SOURCE MATERIAL:
--------------------

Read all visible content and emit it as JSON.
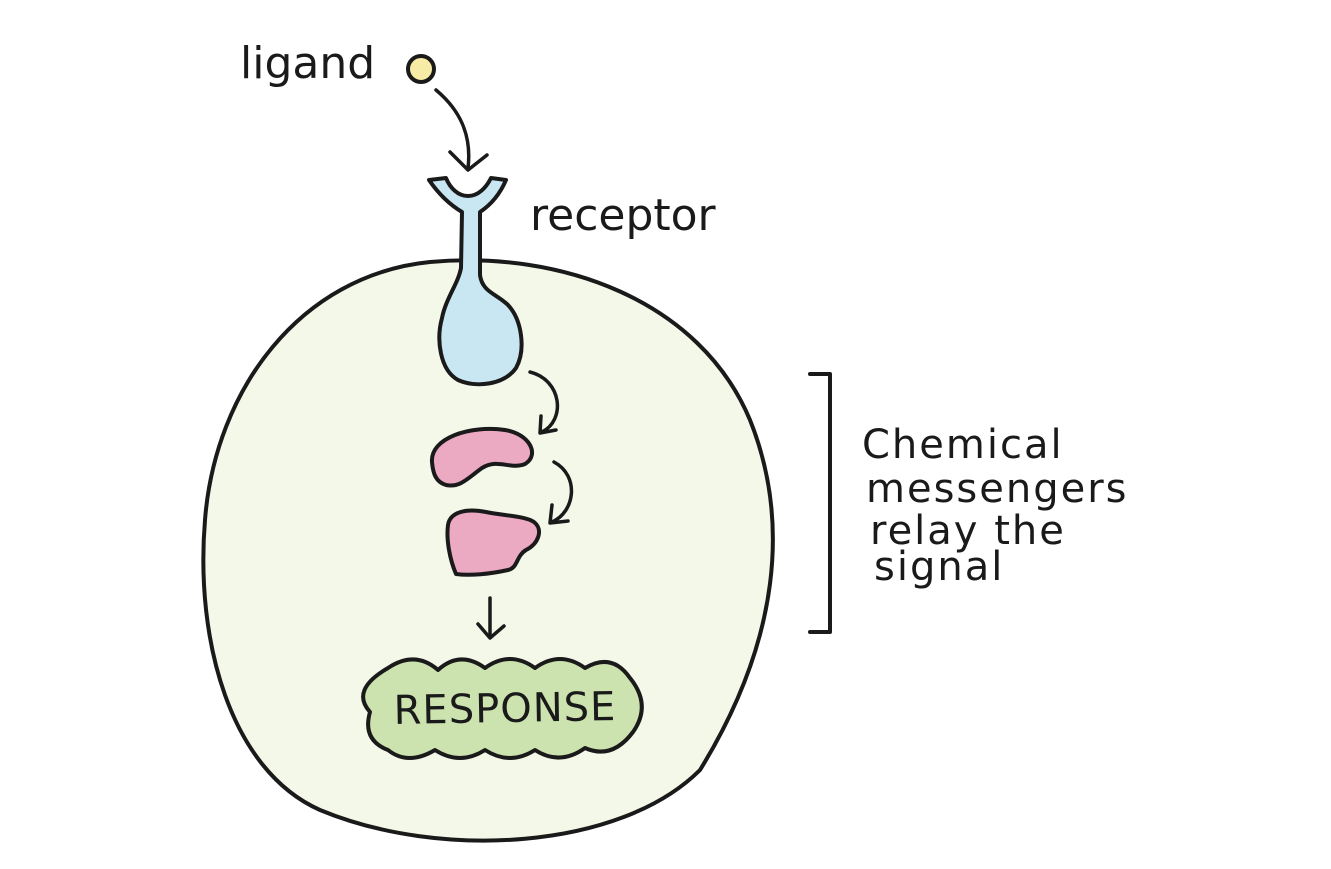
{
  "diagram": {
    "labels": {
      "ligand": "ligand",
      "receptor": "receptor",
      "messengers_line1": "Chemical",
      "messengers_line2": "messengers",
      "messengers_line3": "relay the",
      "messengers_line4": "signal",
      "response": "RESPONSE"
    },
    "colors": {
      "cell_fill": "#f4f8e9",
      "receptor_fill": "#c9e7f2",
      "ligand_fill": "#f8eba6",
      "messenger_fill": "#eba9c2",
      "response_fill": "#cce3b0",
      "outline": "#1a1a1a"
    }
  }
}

--------------------

TASK REQUIREMENTS:
Leaving out the pictures, repeat the data above exactly.

ANSWER BELOW:
Read all visible content and emit it as JSON.
{
  "diagram": {
    "labels": {
      "ligand": "ligand",
      "receptor": "receptor",
      "messengers_line1": "Chemical",
      "messengers_line2": "messengers",
      "messengers_line3": "relay the",
      "messengers_line4": "signal",
      "response": "RESPONSE"
    },
    "colors": {
      "cell_fill": "#f4f8e9",
      "receptor_fill": "#c9e7f2",
      "ligand_fill": "#f8eba6",
      "messenger_fill": "#eba9c2",
      "response_fill": "#cce3b0",
      "outline": "#1a1a1a"
    }
  }
}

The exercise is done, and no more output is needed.